_What needs to be done_
Search the material and gather each line with "this" in it.

+++ Records to process

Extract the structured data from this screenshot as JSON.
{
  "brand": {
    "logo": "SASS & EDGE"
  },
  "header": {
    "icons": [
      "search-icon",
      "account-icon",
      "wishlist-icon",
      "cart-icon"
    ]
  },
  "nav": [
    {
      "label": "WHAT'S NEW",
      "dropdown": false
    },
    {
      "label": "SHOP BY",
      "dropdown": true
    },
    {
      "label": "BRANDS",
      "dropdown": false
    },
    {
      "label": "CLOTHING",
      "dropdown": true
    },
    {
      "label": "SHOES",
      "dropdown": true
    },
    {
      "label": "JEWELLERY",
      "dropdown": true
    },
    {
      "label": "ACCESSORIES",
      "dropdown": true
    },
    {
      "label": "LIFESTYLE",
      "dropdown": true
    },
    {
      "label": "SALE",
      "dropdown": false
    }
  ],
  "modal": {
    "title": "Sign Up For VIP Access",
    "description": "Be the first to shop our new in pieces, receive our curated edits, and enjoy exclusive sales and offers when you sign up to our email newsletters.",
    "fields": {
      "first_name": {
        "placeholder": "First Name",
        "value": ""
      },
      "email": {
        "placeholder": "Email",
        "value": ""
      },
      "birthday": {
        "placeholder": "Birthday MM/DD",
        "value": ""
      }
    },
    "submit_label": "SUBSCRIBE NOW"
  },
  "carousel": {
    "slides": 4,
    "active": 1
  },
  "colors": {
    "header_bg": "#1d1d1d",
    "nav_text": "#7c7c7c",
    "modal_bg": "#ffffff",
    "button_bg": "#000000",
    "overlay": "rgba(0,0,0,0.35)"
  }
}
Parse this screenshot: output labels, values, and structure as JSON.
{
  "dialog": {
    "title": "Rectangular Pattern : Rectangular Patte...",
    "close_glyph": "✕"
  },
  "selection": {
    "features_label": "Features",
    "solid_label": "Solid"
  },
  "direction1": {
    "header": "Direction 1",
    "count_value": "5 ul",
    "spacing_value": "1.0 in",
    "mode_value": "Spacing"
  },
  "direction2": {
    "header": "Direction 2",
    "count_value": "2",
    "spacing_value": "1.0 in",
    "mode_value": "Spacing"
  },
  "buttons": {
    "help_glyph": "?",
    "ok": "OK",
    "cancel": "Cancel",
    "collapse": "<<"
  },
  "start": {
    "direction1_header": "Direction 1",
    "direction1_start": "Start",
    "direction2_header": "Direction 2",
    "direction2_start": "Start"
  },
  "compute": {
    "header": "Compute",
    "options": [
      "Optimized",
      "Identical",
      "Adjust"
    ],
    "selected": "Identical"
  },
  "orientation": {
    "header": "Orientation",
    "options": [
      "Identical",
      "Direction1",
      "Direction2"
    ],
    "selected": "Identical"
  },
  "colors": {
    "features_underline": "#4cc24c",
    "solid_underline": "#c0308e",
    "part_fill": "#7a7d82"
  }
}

++++++

_Task response_
Extract the structured data from this screenshot as JSON.
Parse this screenshot: output labels, values, and structure as JSON.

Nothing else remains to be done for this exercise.